* **BRIEF**:
Your answer should be a single number: the count of lines in the material below that hold "name".
----------
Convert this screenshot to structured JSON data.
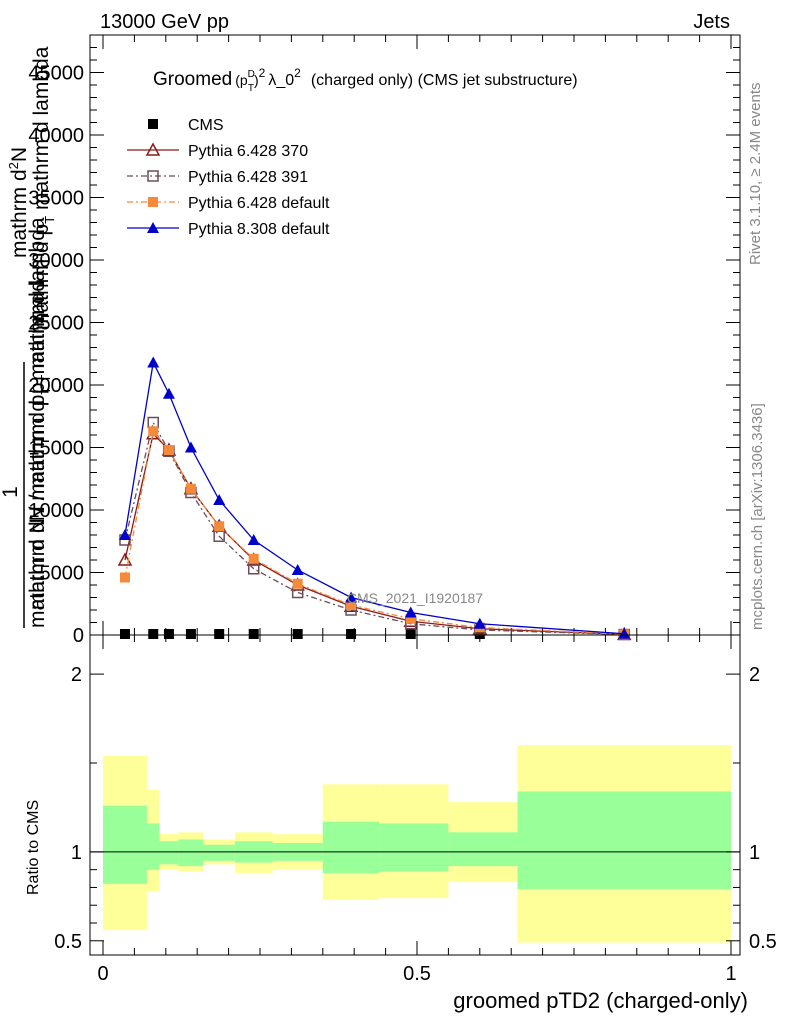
{
  "header": {
    "left": "13000 GeV pp",
    "right": "Jets"
  },
  "title_parts": {
    "word": "Groomed",
    "p": "(p",
    "p_sup": "D",
    "p_sub": "T",
    "close": ")",
    "exp": "2",
    "lambda": "λ_0",
    "lambda_exp": "2",
    "rest": "(charged only) (CMS jet substructure)"
  },
  "side_labels": {
    "rivet": "Rivet 3.1.10, ≥ 2.4M events",
    "mcplots": "mcplots.cern.ch [arXiv:1306.3436]"
  },
  "watermark": "CMS_2021_I1920187",
  "ylabel_main": {
    "line1": "mathrm d",
    "line1_sup": "2",
    "line1_rest": "N",
    "line2": "mathrm d p",
    "line2_sub": "T",
    "line2_rest": " mathrm d lambda",
    "frac_num": "1",
    "line3": "mathrm dN / mathrm d p",
    "line3_sub": "T",
    "line3_rest": " mathrm d",
    "line4": "mathrm d N / mathrm d p",
    "line4_sub": "T",
    "line4_rest": " mathrm d lambda"
  },
  "chart_data": {
    "type": "line",
    "main": {
      "xlabel": "groomed pTD2 (charged-only)",
      "ylim": [
        0,
        48000
      ],
      "yticks": [
        0,
        5000,
        10000,
        15000,
        20000,
        25000,
        30000,
        35000,
        40000,
        45000
      ],
      "yticklabels": [
        "0",
        "5000",
        "10000",
        "15000",
        "20000",
        "25000",
        "30000",
        "35000",
        "40000",
        "45000"
      ],
      "legend_position": "top-left",
      "series": [
        {
          "name": "CMS",
          "marker": "square-filled",
          "color": "#000000",
          "x": [
            0.035,
            0.08,
            0.105,
            0.14,
            0.185,
            0.24,
            0.31,
            0.395,
            0.49,
            0.6,
            0.83
          ],
          "y": [
            0,
            0,
            0,
            0,
            0,
            0,
            0,
            0,
            0,
            0,
            0
          ]
        },
        {
          "name": "Pythia 6.428 370",
          "marker": "triangle-open",
          "color": "#8b1a1a",
          "dash": "",
          "x": [
            0.035,
            0.08,
            0.105,
            0.14,
            0.185,
            0.24,
            0.31,
            0.395,
            0.49,
            0.6,
            0.83
          ],
          "y": [
            6000,
            16100,
            14800,
            11700,
            8700,
            6000,
            4000,
            2300,
            1100,
            500,
            50
          ]
        },
        {
          "name": "Pythia 6.428 391",
          "marker": "square-open",
          "color": "#6b4d5a",
          "dash": "6,3,2,3",
          "x": [
            0.035,
            0.08,
            0.105,
            0.14,
            0.185,
            0.24,
            0.31,
            0.395,
            0.49,
            0.6,
            0.83
          ],
          "y": [
            7600,
            17000,
            14700,
            11400,
            7900,
            5300,
            3400,
            2000,
            900,
            400,
            40
          ]
        },
        {
          "name": "Pythia 6.428 default",
          "marker": "square-filled",
          "color": "#f58a3a",
          "dash": "6,3,2,3",
          "x": [
            0.035,
            0.08,
            0.105,
            0.14,
            0.185,
            0.24,
            0.31,
            0.395,
            0.49,
            0.6,
            0.83
          ],
          "y": [
            4600,
            16300,
            14800,
            11700,
            8700,
            6100,
            4100,
            2400,
            1300,
            600,
            60
          ]
        },
        {
          "name": "Pythia 8.308 default",
          "marker": "triangle-filled",
          "color": "#0000cc",
          "dash": "",
          "x": [
            0.035,
            0.08,
            0.105,
            0.14,
            0.185,
            0.24,
            0.31,
            0.395,
            0.49,
            0.6,
            0.83
          ],
          "y": [
            8000,
            21800,
            19300,
            15000,
            10800,
            7600,
            5200,
            3000,
            1800,
            900,
            100
          ]
        }
      ]
    },
    "ratio": {
      "ylabel": "Ratio to CMS",
      "xlabel": "groomed pTD2 (charged-only)",
      "xlim": [
        0,
        1
      ],
      "ylim": [
        0.42,
        2.22
      ],
      "xticks": [
        0,
        0.5,
        1
      ],
      "xticklabels": [
        "0",
        "0.5",
        "1"
      ],
      "yticks": [
        0.5,
        1,
        2
      ],
      "yticklabels": [
        "0.5",
        "1",
        "2"
      ],
      "bins": [
        {
          "x0": 0.0,
          "x1": 0.07,
          "in_lo": 0.82,
          "in_hi": 1.26,
          "out_lo": 0.56,
          "out_hi": 1.54
        },
        {
          "x0": 0.07,
          "x1": 0.09,
          "in_lo": 0.9,
          "in_hi": 1.16,
          "out_lo": 0.78,
          "out_hi": 1.35
        },
        {
          "x0": 0.09,
          "x1": 0.12,
          "in_lo": 0.93,
          "in_hi": 1.06,
          "out_lo": 0.9,
          "out_hi": 1.1
        },
        {
          "x0": 0.12,
          "x1": 0.16,
          "in_lo": 0.92,
          "in_hi": 1.07,
          "out_lo": 0.89,
          "out_hi": 1.11
        },
        {
          "x0": 0.16,
          "x1": 0.21,
          "in_lo": 0.95,
          "in_hi": 1.04,
          "out_lo": 0.93,
          "out_hi": 1.07
        },
        {
          "x0": 0.21,
          "x1": 0.27,
          "in_lo": 0.94,
          "in_hi": 1.06,
          "out_lo": 0.88,
          "out_hi": 1.11
        },
        {
          "x0": 0.27,
          "x1": 0.35,
          "in_lo": 0.95,
          "in_hi": 1.05,
          "out_lo": 0.9,
          "out_hi": 1.1
        },
        {
          "x0": 0.35,
          "x1": 0.44,
          "in_lo": 0.88,
          "in_hi": 1.17,
          "out_lo": 0.73,
          "out_hi": 1.38
        },
        {
          "x0": 0.44,
          "x1": 0.55,
          "in_lo": 0.89,
          "in_hi": 1.16,
          "out_lo": 0.74,
          "out_hi": 1.38
        },
        {
          "x0": 0.55,
          "x1": 0.66,
          "in_lo": 0.92,
          "in_hi": 1.11,
          "out_lo": 0.83,
          "out_hi": 1.28
        },
        {
          "x0": 0.66,
          "x1": 1.0,
          "in_lo": 0.79,
          "in_hi": 1.34,
          "out_lo": 0.49,
          "out_hi": 1.6
        }
      ],
      "band_colors": {
        "inner": "#99ff99",
        "outer": "#ffff99"
      }
    }
  }
}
----------
* **SOLUTION TO THIS PROBLEM**:
5